Task to complete —
Below are the records; copy each line in which "moving" can be found.

**** Information given

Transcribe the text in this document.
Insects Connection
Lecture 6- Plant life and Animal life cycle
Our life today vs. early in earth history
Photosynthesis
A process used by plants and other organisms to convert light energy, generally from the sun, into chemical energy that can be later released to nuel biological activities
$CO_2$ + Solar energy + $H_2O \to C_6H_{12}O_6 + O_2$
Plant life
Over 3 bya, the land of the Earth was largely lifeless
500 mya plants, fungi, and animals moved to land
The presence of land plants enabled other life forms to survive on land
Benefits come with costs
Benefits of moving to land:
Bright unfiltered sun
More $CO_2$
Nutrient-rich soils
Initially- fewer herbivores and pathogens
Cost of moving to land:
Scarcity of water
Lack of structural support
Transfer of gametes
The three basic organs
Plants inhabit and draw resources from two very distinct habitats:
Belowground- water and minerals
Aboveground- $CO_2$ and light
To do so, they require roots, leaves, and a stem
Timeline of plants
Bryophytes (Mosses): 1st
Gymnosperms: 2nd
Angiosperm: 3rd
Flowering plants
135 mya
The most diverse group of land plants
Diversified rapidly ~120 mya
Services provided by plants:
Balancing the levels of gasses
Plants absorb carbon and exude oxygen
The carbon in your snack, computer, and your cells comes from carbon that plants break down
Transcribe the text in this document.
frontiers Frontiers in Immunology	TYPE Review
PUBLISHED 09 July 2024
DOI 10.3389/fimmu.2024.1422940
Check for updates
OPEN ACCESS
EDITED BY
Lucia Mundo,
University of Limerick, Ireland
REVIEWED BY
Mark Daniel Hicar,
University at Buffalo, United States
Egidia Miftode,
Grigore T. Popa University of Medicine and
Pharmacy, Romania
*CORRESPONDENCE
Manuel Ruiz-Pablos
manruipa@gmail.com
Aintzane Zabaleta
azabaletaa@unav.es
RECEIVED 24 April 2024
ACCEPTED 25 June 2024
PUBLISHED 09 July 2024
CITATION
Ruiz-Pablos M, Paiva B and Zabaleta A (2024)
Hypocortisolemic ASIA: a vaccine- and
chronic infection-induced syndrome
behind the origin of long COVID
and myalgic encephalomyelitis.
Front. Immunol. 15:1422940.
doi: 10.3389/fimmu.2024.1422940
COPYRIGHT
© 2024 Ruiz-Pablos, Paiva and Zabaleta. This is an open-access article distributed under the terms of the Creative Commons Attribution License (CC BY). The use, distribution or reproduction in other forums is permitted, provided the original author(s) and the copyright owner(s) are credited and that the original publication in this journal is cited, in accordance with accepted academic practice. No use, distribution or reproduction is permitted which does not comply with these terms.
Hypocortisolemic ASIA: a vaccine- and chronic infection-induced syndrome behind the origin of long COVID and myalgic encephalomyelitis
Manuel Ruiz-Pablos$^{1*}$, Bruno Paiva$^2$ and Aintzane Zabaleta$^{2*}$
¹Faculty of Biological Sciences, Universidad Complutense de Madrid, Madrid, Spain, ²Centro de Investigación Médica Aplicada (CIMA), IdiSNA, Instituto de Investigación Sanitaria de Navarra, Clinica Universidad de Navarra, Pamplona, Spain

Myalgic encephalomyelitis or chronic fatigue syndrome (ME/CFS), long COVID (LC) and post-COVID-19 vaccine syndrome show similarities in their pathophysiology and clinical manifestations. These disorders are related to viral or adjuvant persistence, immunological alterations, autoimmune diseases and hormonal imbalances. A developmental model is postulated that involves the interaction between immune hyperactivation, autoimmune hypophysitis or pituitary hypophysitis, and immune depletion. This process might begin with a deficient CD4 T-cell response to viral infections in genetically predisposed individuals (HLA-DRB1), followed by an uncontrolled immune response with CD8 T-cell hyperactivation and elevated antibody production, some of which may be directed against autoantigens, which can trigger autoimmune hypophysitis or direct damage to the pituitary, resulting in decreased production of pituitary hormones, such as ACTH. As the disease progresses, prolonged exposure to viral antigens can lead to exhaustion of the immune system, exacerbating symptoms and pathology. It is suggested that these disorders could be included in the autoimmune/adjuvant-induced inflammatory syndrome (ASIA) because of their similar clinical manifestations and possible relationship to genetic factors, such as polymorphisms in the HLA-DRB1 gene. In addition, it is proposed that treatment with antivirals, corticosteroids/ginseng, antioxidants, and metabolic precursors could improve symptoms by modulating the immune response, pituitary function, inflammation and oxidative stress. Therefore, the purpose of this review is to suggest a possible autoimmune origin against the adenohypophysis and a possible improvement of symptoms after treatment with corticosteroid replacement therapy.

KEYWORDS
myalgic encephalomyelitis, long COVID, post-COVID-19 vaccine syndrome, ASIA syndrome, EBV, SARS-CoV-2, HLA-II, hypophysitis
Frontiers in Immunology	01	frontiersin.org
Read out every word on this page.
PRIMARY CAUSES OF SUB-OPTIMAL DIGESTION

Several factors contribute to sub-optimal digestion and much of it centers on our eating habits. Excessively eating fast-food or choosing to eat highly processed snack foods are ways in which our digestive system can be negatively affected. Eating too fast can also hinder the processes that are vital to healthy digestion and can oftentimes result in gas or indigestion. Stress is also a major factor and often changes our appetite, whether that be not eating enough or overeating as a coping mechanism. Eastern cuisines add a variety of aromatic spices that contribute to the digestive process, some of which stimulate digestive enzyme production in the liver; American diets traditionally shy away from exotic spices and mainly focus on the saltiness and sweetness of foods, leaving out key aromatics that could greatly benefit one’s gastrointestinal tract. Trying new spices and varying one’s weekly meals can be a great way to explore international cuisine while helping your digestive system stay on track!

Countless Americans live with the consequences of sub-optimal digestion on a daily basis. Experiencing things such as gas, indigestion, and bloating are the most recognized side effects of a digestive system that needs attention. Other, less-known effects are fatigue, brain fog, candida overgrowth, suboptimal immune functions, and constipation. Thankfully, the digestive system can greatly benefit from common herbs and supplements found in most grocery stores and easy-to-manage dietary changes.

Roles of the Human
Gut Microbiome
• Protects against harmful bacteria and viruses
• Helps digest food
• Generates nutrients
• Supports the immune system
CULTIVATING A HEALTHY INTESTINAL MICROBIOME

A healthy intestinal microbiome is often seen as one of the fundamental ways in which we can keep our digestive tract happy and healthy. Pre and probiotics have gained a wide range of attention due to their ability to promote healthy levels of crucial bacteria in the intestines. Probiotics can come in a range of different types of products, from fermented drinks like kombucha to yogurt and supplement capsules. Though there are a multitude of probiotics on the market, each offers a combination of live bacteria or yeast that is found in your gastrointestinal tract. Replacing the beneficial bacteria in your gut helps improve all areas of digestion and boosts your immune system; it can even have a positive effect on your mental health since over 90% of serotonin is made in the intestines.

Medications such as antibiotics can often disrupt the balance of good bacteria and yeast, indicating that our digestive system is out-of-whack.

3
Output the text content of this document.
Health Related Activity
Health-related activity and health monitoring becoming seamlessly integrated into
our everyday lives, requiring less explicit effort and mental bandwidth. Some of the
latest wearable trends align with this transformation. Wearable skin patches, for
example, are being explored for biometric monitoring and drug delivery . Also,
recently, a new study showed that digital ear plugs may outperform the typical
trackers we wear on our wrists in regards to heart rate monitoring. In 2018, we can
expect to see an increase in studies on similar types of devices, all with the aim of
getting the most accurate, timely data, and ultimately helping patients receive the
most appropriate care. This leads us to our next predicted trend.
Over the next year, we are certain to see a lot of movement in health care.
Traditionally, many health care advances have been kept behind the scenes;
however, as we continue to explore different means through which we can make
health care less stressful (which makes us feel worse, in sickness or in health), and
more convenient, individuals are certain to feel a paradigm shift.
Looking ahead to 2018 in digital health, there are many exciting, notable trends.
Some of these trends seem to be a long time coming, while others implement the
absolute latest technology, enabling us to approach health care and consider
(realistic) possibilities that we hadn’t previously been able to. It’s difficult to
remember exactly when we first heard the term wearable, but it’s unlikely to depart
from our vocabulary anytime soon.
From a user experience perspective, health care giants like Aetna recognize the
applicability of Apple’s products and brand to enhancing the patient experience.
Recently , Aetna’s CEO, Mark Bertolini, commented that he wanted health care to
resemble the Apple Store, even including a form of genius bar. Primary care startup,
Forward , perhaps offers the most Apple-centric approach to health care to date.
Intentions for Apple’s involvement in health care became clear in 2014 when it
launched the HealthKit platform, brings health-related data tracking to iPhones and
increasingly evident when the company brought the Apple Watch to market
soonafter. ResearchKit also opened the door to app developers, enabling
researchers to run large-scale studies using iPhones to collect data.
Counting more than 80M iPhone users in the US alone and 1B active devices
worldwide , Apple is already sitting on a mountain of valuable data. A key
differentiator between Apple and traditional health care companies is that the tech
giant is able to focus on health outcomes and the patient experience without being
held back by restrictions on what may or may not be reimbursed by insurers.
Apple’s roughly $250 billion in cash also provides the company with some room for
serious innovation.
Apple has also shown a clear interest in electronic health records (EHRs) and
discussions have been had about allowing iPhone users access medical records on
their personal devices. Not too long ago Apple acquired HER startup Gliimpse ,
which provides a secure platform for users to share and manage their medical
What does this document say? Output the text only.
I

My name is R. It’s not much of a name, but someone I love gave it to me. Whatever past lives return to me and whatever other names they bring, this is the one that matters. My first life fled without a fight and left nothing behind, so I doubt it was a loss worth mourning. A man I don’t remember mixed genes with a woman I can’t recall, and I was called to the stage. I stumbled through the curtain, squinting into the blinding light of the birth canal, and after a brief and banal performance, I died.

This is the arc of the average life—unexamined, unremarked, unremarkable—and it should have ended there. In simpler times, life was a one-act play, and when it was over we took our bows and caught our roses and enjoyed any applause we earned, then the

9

********

Problem solution —
Benefits of moving to land:
Cost of moving to land:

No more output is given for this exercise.